--- begin ---
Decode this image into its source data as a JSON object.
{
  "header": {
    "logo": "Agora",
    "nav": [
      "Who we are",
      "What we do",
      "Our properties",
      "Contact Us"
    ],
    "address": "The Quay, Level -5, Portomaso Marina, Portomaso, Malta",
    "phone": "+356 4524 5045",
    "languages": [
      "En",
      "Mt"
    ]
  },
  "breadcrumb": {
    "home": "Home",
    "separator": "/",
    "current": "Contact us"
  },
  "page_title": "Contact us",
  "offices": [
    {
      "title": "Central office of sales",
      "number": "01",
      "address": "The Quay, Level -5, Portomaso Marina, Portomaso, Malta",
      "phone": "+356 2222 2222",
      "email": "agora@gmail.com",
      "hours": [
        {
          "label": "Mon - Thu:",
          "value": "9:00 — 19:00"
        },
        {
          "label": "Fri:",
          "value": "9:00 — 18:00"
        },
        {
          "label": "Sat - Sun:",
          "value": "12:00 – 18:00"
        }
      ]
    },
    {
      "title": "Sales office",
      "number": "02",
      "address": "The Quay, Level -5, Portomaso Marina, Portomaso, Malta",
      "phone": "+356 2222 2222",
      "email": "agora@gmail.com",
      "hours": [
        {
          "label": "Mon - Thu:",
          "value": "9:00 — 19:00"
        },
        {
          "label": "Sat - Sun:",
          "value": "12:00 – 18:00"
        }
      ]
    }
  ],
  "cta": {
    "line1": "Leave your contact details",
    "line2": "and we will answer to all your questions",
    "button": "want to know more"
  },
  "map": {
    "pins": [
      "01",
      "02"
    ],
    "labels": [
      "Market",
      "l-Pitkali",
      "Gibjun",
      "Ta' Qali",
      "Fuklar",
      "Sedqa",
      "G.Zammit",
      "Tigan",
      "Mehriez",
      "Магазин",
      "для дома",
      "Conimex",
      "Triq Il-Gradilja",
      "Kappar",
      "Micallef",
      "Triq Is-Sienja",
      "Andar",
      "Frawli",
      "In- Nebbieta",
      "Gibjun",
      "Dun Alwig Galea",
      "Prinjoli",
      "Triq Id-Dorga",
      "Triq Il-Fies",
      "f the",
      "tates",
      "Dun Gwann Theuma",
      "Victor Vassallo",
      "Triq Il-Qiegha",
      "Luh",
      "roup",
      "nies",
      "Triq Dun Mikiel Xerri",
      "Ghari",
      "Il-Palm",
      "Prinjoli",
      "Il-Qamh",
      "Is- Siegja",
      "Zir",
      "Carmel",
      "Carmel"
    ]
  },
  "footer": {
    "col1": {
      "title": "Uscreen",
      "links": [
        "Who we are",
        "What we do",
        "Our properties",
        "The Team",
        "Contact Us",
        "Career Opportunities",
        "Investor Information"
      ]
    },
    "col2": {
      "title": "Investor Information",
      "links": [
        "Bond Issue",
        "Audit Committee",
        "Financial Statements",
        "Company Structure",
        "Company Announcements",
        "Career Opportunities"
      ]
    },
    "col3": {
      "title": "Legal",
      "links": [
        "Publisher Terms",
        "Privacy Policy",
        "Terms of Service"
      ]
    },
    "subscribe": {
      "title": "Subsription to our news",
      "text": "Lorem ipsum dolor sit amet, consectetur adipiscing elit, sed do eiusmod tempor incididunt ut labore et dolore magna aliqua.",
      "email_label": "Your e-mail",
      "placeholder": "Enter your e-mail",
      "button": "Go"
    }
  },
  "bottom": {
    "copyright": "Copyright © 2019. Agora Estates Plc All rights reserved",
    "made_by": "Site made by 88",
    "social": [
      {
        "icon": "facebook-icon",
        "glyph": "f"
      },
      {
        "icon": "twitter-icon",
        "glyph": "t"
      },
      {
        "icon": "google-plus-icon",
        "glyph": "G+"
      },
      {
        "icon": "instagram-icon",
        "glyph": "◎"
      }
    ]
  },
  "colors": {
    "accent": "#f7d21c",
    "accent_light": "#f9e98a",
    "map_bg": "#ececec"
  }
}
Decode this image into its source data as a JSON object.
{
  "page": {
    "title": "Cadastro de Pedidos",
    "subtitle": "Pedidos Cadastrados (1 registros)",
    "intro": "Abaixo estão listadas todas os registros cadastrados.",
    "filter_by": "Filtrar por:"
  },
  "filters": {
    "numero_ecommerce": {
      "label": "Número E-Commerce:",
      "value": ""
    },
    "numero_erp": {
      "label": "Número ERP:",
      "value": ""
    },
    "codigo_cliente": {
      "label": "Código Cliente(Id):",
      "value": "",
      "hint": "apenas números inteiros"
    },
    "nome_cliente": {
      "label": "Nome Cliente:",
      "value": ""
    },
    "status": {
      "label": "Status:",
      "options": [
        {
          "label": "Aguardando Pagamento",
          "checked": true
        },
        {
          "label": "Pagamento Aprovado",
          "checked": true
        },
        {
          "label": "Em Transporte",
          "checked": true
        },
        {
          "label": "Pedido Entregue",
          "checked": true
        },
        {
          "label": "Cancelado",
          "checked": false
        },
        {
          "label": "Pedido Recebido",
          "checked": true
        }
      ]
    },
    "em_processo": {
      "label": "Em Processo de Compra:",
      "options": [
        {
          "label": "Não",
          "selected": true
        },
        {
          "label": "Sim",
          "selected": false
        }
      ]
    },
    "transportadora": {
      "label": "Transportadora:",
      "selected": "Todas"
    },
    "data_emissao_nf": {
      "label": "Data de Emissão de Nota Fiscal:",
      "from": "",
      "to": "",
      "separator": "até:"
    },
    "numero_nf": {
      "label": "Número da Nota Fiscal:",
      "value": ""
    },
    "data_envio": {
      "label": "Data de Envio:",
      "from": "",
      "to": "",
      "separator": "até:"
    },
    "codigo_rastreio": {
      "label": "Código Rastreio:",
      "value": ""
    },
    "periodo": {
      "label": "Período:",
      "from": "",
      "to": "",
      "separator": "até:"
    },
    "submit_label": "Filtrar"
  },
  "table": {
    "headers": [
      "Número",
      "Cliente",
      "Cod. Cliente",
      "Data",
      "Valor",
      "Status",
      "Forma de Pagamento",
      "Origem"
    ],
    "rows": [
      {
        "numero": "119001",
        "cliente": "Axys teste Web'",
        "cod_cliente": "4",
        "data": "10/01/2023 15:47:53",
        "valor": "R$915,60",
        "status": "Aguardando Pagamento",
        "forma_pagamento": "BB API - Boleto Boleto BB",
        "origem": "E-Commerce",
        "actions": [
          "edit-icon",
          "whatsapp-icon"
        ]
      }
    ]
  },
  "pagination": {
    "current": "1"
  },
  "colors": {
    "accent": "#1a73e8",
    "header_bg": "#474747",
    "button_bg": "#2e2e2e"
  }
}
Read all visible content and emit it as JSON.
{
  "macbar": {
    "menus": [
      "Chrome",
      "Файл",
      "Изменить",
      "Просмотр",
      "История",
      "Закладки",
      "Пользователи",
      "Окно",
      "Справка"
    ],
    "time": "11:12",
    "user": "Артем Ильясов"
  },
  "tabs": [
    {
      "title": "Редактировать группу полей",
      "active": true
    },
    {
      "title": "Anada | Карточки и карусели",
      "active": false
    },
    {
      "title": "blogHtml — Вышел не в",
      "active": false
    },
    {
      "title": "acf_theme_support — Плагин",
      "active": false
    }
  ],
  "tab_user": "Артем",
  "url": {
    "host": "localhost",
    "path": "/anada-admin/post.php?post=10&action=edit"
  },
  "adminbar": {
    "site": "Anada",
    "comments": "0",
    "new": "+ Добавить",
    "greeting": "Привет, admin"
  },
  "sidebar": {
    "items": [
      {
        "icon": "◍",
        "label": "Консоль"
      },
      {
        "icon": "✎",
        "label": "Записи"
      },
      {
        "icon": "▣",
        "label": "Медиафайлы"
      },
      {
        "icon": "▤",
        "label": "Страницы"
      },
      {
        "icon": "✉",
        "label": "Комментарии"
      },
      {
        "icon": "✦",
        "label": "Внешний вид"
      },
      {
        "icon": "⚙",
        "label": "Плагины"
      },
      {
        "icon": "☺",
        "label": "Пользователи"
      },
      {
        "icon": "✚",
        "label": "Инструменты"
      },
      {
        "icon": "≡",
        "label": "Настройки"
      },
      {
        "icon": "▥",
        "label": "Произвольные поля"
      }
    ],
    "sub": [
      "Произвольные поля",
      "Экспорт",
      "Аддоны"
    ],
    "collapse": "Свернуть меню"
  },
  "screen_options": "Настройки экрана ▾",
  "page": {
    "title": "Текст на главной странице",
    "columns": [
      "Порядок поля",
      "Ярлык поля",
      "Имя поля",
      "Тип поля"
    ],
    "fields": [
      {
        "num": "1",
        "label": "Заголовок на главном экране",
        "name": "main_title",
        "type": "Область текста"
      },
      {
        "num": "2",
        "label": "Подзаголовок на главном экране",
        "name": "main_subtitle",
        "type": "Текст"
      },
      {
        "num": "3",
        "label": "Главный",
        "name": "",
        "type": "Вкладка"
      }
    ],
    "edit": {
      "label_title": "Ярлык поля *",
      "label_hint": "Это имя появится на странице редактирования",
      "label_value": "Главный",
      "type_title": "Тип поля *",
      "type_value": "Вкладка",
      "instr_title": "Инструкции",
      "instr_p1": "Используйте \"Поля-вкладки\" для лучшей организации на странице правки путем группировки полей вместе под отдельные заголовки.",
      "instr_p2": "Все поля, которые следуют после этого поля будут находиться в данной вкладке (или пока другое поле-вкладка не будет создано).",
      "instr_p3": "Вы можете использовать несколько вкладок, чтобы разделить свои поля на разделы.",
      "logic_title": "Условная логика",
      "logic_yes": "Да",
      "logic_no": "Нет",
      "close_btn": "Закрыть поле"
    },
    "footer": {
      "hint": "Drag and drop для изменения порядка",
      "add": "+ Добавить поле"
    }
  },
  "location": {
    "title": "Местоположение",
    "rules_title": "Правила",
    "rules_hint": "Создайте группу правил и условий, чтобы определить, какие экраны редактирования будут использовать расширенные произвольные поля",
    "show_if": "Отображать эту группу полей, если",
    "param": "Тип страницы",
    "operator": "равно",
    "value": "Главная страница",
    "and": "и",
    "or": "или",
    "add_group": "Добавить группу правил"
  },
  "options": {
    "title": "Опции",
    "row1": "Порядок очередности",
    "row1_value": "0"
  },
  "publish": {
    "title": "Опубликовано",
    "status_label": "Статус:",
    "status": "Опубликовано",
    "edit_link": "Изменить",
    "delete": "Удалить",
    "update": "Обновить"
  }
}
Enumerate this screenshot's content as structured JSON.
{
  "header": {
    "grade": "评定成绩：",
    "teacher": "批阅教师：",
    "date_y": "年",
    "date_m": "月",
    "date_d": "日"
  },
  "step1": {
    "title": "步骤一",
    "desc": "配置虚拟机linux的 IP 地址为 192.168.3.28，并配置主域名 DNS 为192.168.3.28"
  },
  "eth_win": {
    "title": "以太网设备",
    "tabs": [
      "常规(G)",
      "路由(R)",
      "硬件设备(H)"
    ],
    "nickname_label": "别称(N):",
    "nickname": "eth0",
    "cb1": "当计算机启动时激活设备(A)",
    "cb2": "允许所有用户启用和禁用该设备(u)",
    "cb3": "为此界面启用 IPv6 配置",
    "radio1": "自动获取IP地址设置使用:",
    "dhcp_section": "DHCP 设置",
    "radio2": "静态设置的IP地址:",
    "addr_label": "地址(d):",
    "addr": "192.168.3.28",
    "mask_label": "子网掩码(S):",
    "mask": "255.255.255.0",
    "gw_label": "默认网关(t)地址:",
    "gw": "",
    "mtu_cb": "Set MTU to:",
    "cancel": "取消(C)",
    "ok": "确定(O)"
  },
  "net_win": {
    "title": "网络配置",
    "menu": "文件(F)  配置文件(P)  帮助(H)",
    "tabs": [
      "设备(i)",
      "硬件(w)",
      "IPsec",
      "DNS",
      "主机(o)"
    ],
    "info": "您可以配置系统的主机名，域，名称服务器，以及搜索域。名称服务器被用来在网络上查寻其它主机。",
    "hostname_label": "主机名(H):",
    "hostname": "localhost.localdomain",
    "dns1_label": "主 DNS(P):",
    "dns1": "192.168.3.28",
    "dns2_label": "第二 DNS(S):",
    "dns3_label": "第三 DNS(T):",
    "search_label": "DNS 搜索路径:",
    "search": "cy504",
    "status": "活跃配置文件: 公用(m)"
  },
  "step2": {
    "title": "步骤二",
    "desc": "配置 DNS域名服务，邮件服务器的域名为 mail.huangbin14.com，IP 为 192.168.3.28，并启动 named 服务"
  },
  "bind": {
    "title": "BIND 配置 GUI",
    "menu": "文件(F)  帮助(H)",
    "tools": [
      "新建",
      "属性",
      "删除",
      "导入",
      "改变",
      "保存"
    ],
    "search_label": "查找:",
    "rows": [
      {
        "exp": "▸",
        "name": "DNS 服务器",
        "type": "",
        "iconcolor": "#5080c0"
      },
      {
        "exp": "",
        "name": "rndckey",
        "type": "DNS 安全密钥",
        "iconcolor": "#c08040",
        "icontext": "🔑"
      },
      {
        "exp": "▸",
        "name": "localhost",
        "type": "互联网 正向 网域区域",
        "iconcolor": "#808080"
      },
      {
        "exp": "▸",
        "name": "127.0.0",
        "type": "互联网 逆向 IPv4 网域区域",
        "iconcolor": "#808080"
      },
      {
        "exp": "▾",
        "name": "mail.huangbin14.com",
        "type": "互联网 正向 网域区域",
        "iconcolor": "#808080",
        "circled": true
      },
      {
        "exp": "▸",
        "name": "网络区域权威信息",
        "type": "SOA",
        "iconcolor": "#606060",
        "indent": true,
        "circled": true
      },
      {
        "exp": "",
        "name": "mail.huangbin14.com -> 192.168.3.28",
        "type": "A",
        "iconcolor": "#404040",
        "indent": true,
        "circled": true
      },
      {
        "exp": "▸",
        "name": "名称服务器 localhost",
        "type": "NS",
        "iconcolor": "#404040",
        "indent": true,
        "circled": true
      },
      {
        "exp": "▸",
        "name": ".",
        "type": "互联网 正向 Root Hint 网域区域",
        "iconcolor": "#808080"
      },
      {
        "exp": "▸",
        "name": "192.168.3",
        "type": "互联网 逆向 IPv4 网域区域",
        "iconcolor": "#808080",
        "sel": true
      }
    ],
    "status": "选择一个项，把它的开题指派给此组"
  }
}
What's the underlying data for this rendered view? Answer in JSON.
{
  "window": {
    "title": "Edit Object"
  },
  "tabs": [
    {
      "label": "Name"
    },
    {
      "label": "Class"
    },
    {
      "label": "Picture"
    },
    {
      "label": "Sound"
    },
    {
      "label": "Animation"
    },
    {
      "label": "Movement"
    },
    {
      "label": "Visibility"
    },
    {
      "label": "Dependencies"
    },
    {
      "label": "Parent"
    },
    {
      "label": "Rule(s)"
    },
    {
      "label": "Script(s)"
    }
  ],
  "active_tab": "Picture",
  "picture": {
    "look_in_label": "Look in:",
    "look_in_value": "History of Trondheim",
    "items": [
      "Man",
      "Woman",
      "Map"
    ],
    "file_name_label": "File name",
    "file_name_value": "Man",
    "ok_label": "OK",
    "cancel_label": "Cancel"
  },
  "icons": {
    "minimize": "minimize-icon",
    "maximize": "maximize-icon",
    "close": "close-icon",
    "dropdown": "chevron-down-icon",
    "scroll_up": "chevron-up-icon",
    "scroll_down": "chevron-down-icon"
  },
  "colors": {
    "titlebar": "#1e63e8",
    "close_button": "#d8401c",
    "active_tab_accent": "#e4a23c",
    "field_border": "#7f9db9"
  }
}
--- end ---
WORK REQUIRED | Only the number is wanted: how many lines in the preceding entries hold the string "localhost"?

FULL RESPONSE | 4